Required work. Repeat the entries between the lines holding "sidebar-item-technical-info[interactable]: Technical info" and "sidebar-item-polls[interactable]: Polls [27, 597, 410, 637]", inclusive, copying them unchanged.

Labeled region entries:
━━━

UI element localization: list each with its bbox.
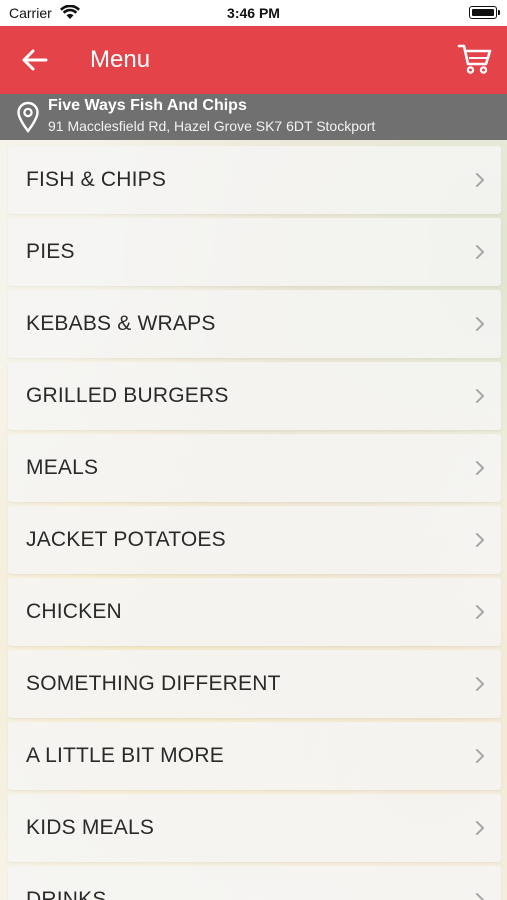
map-pin-icon <box>17 101 39 133</box>
menu-item-label: JACKET POTATOES <box>26 528 226 551</box>
menu-item-label: KIDS MEALS <box>26 816 155 839</box>
restaurant-name: Five Ways Fish And Chips <box>48 97 247 114</box>
menu-item-meals[interactable]: MEALS <box>8 434 501 502</box>
chevron-right-icon <box>476 533 484 547</box>
menu-item-kebabs-wraps[interactable]: KEBABS & WRAPS <box>8 290 501 358</box>
chevron-right-icon <box>476 893 484 900</box>
clock: 3:46 PM <box>227 5 280 21</box>
menu-item-label: MEALS <box>26 456 99 479</box>
menu-item-chicken[interactable]: CHICKEN <box>8 578 501 646</box>
chevron-right-icon <box>476 461 484 475</box>
app-header: Menu <box>0 26 507 94</box>
menu-item-jacket-potatoes[interactable]: JACKET POTATOES <box>8 506 501 574</box>
page-title: Menu <box>90 46 151 73</box>
menu-item-label: PIES <box>26 240 75 263</box>
menu-item-label: CHICKEN <box>26 600 122 623</box>
menu-item-label: SOMETHING DIFFERENT <box>26 672 281 695</box>
chevron-right-icon <box>476 749 484 763</box>
chevron-right-icon <box>476 317 484 331</box>
cart-icon[interactable] <box>457 42 493 76</box>
chevron-right-icon <box>476 389 484 403</box>
chevron-right-icon <box>476 677 484 691</box>
menu-item-drinks[interactable]: DRINKS <box>8 866 501 900</box>
restaurant-address: 91 Macclesfield Rd, Hazel Grove SK7 6DT … <box>48 118 376 134</box>
chevron-right-icon <box>476 245 484 259</box>
chevron-right-icon <box>476 605 484 619</box>
battery-icon <box>469 6 500 19</box>
menu-item-a-little-bit-more[interactable]: A LITTLE BIT MORE <box>8 722 501 790</box>
chevron-right-icon <box>476 821 484 835</box>
menu-item-label: KEBABS & WRAPS <box>26 312 216 335</box>
menu-item-fish-chips[interactable]: FISH & CHIPS <box>8 146 501 214</box>
menu-item-label: DRINKS <box>26 888 107 900</box>
menu-list: FISH & CHIPS PIES KEBABS & WRAPS GRILLED… <box>0 140 507 900</box>
menu-item-label: GRILLED BURGERS <box>26 384 229 407</box>
menu-item-kids-meals[interactable]: KIDS MEALS <box>8 794 501 862</box>
location-bar: Five Ways Fish And Chips 91 Macclesfield… <box>0 94 507 140</box>
chevron-right-icon <box>476 173 484 187</box>
menu-item-label: FISH & CHIPS <box>26 168 167 191</box>
menu-item-label: A LITTLE BIT MORE <box>26 744 224 767</box>
menu-item-pies[interactable]: PIES <box>8 218 501 286</box>
menu-item-something-different[interactable]: SOMETHING DIFFERENT <box>8 650 501 718</box>
status-bar: Carrier 3:46 PM <box>0 0 507 26</box>
arrow-left-icon[interactable] <box>20 46 50 74</box>
menu-item-grilled-burgers[interactable]: GRILLED BURGERS <box>8 362 501 430</box>
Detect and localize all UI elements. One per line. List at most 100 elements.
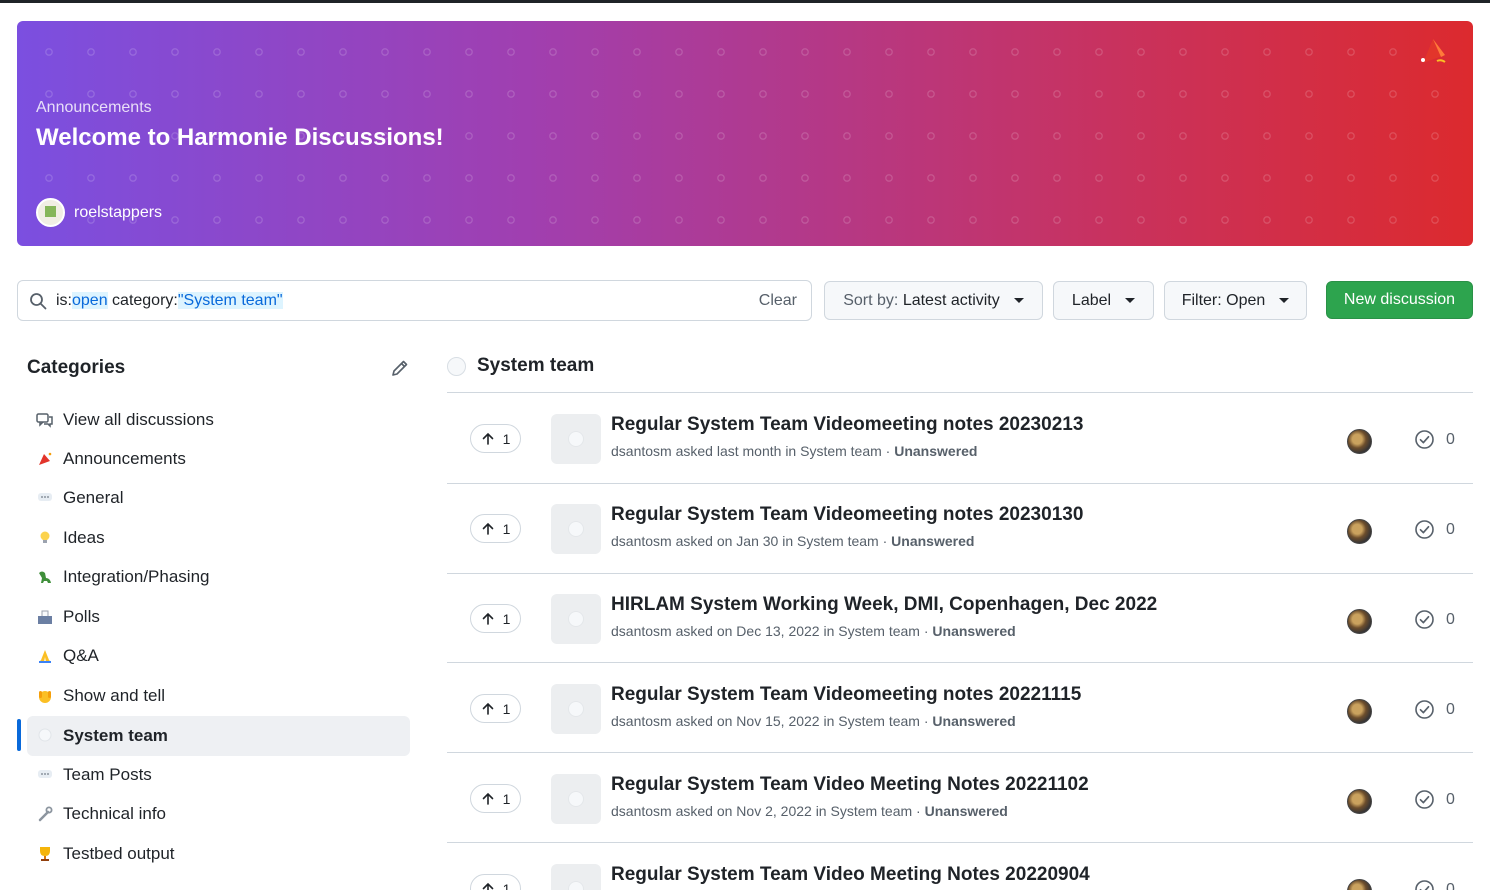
sidebar-item-technical-info[interactable]: Technical info [27, 794, 410, 834]
sidebar-item-show-and-tell[interactable]: Show and tell [27, 676, 410, 716]
discussion-status: Unanswered [924, 803, 1008, 819]
arrow-up-icon [482, 522, 493, 535]
discussion-meta: dsantosm asked last month in System team… [611, 443, 977, 459]
discussion-row[interactable]: 1 Regular System Team Videomeeting notes… [447, 663, 1473, 753]
thought-balloon-icon [36, 727, 54, 745]
sidebar-item-label: Show and tell [63, 686, 166, 705]
sidebar-item-announcements[interactable]: Announcements [27, 439, 410, 479]
thought-balloon-icon [568, 701, 584, 717]
sidebar-item-team-posts[interactable]: Team Posts [27, 755, 410, 795]
discussion-title[interactable]: Regular System Team Video Meeting Notes … [611, 864, 1090, 886]
upvote-button[interactable]: 1 [470, 604, 521, 633]
avatar[interactable] [1347, 609, 1372, 634]
answer-count-value: 0 [1446, 610, 1455, 628]
discussion-row[interactable]: 1 Regular System Team Videomeeting notes… [447, 483, 1473, 573]
chevron-down-icon [1013, 298, 1024, 303]
answer-count-value: 0 [1446, 700, 1455, 718]
sidebar-item-label: View all discussions [63, 410, 214, 429]
vote-count: 1 [502, 880, 511, 890]
search-query[interactable]: is:open category:"System team" [56, 292, 283, 310]
category-emoji-tile [551, 594, 601, 644]
check-circle-icon [1415, 880, 1434, 890]
discussion-row[interactable]: 1 Regular System Team Video Meeting Note… [447, 843, 1473, 890]
sidebar-item-view-all[interactable]: View all discussions [27, 400, 410, 440]
upvote-button[interactable]: 1 [470, 784, 521, 813]
sidebar-item-label: Technical info [63, 804, 167, 823]
sidebar-item-label: Integration/Phasing [63, 567, 210, 586]
discussion-title[interactable]: Regular System Team Videomeeting notes 2… [611, 504, 1083, 526]
discussion-title[interactable]: Regular System Team Videomeeting notes 2… [611, 684, 1081, 706]
upvote-button[interactable]: 1 [470, 424, 521, 453]
announcement-banner[interactable]: Announcements Welcome to Harmonie Discus… [17, 21, 1473, 246]
answer-count-value: 0 [1446, 520, 1455, 538]
thought-balloon-icon [568, 791, 584, 807]
sidebar-item-qa[interactable]: Q&A [27, 636, 410, 676]
sidebar-item-polls[interactable]: Polls [27, 597, 410, 637]
lightbulb-icon [36, 529, 54, 547]
discussion-author[interactable]: dsantosm [611, 623, 672, 639]
avatar[interactable] [1347, 789, 1372, 814]
discussion-when: asked on Nov 15, 2022 in System team · [671, 713, 933, 729]
sidebar-item-integration-phasing[interactable]: Integration/Phasing [27, 557, 410, 597]
discussion-row[interactable]: 1 Regular System Team Videomeeting notes… [447, 393, 1473, 483]
window-top-border [0, 0, 1490, 3]
check-circle-icon [1415, 790, 1434, 809]
banner-title[interactable]: Welcome to Harmonie Discussions! [36, 124, 444, 152]
discussion-title[interactable]: Regular System Team Videomeeting notes 2… [611, 414, 1083, 436]
label-dropdown[interactable]: Label [1053, 281, 1154, 320]
pray-icon [36, 647, 54, 665]
banner-category: Announcements [36, 99, 152, 116]
sort-dropdown[interactable]: Sort by: Latest activity [824, 281, 1043, 320]
discussion-author[interactable]: dsantosm [611, 713, 672, 729]
category-emoji-tile [551, 414, 601, 464]
check-circle-icon [1415, 700, 1434, 719]
discussion-row[interactable]: 1 Regular System Team Video Meeting Note… [447, 753, 1473, 843]
discussion-status: Unanswered [894, 443, 978, 459]
search-input[interactable]: is:open category:"System team" Clear [17, 280, 812, 321]
discussion-author[interactable]: dsantosm [611, 533, 672, 549]
raised-hands-icon [36, 687, 54, 705]
answer-count: 0 [1414, 879, 1455, 890]
search-icon [30, 293, 47, 310]
avatar[interactable] [1347, 699, 1372, 724]
category-emoji-tile [551, 774, 601, 824]
discussion-row[interactable]: 1 HIRLAM System Working Week, DMI, Copen… [447, 573, 1473, 663]
filter-dropdown[interactable]: Filter: Open [1164, 281, 1307, 320]
discussion-author[interactable]: dsantosm [611, 443, 672, 459]
discussion-when: asked on Dec 13, 2022 in System team · [671, 623, 933, 639]
chevron-down-icon [1279, 298, 1290, 303]
avatar [36, 198, 65, 227]
vote-count: 1 [502, 520, 511, 537]
discussion-title[interactable]: HIRLAM System Working Week, DMI, Copenha… [611, 594, 1157, 616]
arrow-up-icon [482, 792, 493, 805]
speech-balloon-icon [36, 489, 54, 507]
discussion-when: asked last month in System team · [671, 443, 895, 459]
sidebar-item-general[interactable]: General [27, 478, 410, 518]
avatar[interactable] [1347, 879, 1372, 890]
sidebar-item-testbed-output[interactable]: Testbed output [27, 834, 410, 874]
ballot-box-icon [36, 608, 54, 626]
sidebar-item-system-team[interactable]: System team [27, 716, 410, 756]
sidebar-item-ideas[interactable]: Ideas [27, 518, 410, 558]
upvote-button[interactable]: 1 [470, 874, 521, 890]
speech-balloon-icon [36, 766, 54, 784]
trophy-icon [36, 845, 54, 863]
discussion-author[interactable]: dsantosm [611, 803, 672, 819]
chevron-down-icon [1125, 298, 1136, 303]
new-discussion-button[interactable]: New discussion [1326, 281, 1473, 319]
answer-count: 0 [1414, 699, 1455, 720]
banner-author[interactable]: roelstappers [36, 198, 162, 227]
clear-button[interactable]: Clear [759, 292, 797, 310]
wrench-icon [36, 805, 54, 823]
upvote-button[interactable]: 1 [470, 514, 521, 543]
thought-balloon-icon [568, 431, 584, 447]
active-category-indicator [17, 719, 21, 751]
answer-count-value: 0 [1446, 790, 1455, 808]
discussion-title[interactable]: Regular System Team Video Meeting Notes … [611, 774, 1089, 796]
upvote-button[interactable]: 1 [470, 694, 521, 723]
avatar[interactable] [1347, 429, 1372, 454]
pencil-icon[interactable] [390, 358, 410, 378]
answer-count-value: 0 [1446, 430, 1455, 448]
avatar[interactable] [1347, 519, 1372, 544]
sidebar-item-label: General [63, 488, 124, 507]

━━━

The output.
sidebar-item-technical-info[interactable]: Technical info [27, 794, 410, 834]
sidebar-item-show-and-tell[interactable]: Show and tell [27, 676, 410, 716]
discussion-status: Unanswered [924, 803, 1008, 819]
arrow-up-icon [482, 522, 493, 535]
discussion-meta: dsantosm asked last month in System team… [611, 443, 977, 459]
discussion-row[interactable]: 1 Regular System Team Videomeeting notes… [447, 663, 1473, 753]
thought-balloon-icon [36, 727, 54, 745]
sidebar-item-label: Show and tell [63, 686, 166, 705]
sidebar-item-announcements[interactable]: Announcements [27, 439, 410, 479]
thought-balloon-icon [568, 701, 584, 717]
sidebar-item-team-posts[interactable]: Team Posts [27, 755, 410, 795]
discussion-title[interactable]: Regular System Team Video Meeting Notes … [611, 864, 1090, 886]
upvote-button[interactable]: 1 [470, 604, 521, 633]
avatar[interactable] [1347, 609, 1372, 634]
answer-count-value: 0 [1446, 610, 1455, 628]
discussion-row[interactable]: 1 Regular System Team Videomeeting notes… [447, 483, 1473, 573]
chevron-down-icon [1013, 298, 1024, 303]
answer-count-value: 0 [1446, 700, 1455, 718]
sidebar-item-label: View all discussions [63, 410, 214, 429]
vote-count: 1 [502, 880, 511, 890]
search-query[interactable]: is:open category:"System team" [56, 292, 283, 310]
category-emoji-tile [551, 594, 601, 644]
check-circle-icon [1415, 880, 1434, 890]
discussion-row[interactable]: 1 Regular System Team Video Meeting Note… [447, 843, 1473, 890]
sidebar-item-view-all[interactable]: View all discussions [27, 400, 410, 440]
upvote-button[interactable]: 1 [470, 784, 521, 813]
sidebar-item-label: Technical info [63, 804, 167, 823]
sidebar-item-label: Integration/Phasing [63, 567, 210, 586]
discussion-title[interactable]: Regular System Team Videomeeting notes 2… [611, 504, 1083, 526]
discussion-title[interactable]: Regular System Team Videomeeting notes 2… [611, 684, 1081, 706]
upvote-button[interactable]: 1 [470, 424, 521, 453]
announcement-banner[interactable]: Announcements Welcome to Harmonie Discus… [17, 21, 1473, 246]
answer-count-value: 0 [1446, 520, 1455, 538]
thought-balloon-icon [568, 791, 584, 807]
sidebar-item-qa[interactable]: Q&A [27, 636, 410, 676]
sidebar-item-polls[interactable]: Polls [27, 597, 410, 637]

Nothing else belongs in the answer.